[START Available records]

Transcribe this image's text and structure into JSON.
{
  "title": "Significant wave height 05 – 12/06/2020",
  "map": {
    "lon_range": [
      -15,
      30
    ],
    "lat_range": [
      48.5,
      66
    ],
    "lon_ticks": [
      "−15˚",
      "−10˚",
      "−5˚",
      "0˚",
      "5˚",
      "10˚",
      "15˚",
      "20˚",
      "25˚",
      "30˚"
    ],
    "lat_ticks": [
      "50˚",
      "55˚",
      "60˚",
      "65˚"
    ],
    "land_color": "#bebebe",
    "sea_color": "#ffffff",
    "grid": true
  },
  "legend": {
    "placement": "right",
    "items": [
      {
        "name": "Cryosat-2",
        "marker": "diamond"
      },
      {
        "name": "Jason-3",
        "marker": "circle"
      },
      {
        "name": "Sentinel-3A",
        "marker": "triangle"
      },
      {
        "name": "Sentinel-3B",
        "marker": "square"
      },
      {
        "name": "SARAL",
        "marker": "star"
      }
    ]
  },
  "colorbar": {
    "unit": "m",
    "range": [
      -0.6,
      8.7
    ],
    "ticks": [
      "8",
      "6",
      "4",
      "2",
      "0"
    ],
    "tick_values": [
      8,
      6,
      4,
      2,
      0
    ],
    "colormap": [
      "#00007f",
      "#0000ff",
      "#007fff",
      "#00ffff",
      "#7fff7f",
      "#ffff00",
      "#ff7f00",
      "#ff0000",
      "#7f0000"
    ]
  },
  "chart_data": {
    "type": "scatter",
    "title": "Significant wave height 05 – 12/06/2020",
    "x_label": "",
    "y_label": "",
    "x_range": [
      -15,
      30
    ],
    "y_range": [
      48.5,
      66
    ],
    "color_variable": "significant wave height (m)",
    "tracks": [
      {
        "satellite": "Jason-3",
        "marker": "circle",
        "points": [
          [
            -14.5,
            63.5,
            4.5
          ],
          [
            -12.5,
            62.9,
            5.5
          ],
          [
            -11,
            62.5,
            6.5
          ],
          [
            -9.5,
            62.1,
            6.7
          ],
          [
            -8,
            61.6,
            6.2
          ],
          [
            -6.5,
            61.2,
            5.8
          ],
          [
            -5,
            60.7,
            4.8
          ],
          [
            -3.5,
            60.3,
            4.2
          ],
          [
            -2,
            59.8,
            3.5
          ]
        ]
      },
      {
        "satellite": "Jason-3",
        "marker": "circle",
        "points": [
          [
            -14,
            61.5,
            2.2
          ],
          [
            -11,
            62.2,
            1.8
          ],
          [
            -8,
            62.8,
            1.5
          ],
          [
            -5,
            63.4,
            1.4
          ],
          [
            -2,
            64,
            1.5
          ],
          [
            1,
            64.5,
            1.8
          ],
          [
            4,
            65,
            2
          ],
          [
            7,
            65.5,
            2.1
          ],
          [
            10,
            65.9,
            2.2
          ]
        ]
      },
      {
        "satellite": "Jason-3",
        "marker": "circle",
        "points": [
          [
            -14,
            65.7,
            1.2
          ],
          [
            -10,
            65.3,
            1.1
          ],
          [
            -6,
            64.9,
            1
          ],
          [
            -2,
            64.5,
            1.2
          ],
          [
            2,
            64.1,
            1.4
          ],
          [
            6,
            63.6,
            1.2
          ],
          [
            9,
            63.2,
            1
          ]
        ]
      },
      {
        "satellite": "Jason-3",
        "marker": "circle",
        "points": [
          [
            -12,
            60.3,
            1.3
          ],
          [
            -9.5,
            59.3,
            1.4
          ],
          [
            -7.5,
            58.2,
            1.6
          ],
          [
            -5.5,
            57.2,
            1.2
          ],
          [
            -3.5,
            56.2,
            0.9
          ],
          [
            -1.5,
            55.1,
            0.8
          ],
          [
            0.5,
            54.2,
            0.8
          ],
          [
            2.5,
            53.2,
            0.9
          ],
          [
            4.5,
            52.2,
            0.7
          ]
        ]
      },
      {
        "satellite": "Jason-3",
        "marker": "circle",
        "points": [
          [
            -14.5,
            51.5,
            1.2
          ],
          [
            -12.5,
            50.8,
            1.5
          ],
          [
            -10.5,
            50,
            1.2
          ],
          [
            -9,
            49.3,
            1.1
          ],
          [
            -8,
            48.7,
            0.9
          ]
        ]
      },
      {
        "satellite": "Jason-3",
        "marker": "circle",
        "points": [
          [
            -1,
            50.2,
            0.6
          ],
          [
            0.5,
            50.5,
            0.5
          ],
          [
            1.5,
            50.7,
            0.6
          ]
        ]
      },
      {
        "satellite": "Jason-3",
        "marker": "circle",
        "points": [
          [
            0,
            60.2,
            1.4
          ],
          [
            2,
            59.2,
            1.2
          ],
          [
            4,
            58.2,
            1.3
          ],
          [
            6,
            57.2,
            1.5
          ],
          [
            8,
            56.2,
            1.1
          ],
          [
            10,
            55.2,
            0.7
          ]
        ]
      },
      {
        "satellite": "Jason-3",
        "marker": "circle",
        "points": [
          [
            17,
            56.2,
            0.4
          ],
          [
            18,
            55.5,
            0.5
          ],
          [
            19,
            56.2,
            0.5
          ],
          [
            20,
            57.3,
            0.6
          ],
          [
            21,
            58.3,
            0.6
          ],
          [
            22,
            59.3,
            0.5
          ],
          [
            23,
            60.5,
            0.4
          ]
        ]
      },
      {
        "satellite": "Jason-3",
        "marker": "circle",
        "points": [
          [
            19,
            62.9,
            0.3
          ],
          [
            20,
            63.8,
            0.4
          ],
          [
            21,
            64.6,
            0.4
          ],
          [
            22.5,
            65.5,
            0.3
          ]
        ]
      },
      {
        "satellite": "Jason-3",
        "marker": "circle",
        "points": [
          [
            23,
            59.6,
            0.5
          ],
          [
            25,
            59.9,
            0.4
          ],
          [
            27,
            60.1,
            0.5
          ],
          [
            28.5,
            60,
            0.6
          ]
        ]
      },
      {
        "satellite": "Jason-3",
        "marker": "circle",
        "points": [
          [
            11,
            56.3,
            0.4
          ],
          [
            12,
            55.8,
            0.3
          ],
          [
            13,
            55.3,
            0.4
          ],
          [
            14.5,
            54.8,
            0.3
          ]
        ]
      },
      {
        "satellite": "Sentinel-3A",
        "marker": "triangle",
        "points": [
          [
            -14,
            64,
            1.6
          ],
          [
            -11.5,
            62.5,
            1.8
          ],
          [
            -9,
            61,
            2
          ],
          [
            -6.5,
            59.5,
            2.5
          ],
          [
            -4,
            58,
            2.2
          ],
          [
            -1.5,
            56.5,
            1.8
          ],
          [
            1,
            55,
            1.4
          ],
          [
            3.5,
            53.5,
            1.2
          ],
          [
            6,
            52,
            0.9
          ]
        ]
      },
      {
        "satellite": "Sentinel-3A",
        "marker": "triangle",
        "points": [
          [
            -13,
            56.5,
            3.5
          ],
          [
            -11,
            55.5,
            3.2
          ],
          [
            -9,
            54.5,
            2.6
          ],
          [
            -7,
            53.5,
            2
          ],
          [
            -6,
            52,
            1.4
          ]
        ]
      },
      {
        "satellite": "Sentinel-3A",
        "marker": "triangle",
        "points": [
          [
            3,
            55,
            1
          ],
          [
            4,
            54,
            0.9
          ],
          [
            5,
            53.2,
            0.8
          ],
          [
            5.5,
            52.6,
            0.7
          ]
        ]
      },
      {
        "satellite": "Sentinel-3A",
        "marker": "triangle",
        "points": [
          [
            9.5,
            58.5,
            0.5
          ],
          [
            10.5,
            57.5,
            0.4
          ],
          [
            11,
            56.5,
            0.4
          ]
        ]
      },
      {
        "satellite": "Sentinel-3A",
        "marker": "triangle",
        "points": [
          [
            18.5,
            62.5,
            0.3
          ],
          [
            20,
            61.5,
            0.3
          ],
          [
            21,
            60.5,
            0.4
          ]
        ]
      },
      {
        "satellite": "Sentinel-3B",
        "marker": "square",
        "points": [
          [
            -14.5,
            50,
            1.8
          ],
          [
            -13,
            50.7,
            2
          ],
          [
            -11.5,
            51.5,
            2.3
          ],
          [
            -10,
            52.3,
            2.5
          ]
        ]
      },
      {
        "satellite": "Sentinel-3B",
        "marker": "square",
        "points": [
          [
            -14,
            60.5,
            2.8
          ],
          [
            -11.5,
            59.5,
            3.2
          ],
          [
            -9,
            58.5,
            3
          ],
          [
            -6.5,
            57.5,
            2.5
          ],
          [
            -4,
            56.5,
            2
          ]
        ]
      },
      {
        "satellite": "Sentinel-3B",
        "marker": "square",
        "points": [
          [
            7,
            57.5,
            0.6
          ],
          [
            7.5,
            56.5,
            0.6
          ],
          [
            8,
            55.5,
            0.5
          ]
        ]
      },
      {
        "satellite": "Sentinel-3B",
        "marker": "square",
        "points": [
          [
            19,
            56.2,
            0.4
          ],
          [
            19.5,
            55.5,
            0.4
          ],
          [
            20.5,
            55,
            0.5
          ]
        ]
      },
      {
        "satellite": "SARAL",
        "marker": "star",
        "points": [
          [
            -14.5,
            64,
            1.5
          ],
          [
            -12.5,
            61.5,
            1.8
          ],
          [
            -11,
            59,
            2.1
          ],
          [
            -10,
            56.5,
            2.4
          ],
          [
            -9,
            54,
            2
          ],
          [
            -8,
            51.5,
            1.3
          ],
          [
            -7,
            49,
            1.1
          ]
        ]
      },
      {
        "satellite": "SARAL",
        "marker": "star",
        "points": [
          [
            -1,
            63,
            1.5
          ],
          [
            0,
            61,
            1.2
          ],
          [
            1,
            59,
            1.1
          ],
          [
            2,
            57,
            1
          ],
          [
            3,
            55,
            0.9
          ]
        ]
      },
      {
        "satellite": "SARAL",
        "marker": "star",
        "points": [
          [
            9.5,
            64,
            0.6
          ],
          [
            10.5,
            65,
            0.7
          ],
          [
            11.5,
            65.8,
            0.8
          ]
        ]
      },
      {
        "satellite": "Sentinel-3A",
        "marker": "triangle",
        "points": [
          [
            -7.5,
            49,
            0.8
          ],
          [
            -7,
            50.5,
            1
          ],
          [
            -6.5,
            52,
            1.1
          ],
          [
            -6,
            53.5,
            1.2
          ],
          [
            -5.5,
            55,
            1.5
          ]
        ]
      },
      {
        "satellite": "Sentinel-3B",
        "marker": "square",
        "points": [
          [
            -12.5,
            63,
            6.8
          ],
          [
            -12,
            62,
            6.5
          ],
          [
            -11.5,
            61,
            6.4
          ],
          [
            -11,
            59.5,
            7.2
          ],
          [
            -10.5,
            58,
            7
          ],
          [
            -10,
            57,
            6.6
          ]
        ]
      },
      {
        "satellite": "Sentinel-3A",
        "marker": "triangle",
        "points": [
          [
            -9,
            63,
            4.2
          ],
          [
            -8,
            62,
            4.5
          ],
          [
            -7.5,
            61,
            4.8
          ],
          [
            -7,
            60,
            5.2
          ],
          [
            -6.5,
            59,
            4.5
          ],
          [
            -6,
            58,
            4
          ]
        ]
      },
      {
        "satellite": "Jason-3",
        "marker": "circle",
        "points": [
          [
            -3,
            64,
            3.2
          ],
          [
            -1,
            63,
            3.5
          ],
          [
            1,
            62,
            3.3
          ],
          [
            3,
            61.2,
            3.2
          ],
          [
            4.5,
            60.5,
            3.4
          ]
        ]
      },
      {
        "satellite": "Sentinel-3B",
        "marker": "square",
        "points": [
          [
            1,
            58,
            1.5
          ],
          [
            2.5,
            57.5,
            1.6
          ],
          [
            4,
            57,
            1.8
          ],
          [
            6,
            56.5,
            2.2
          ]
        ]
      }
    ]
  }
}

[END Available records]

- **Work instructions**: Working from the listing above, pick out every line that has "wave" and copy it.

- **Result for this exercise**:
  "title": "Significant wave height 05 – 12/06/2020",
    "title": "Significant wave height 05 – 12/06/2020",
    "color_variable": "significant wave height (m)",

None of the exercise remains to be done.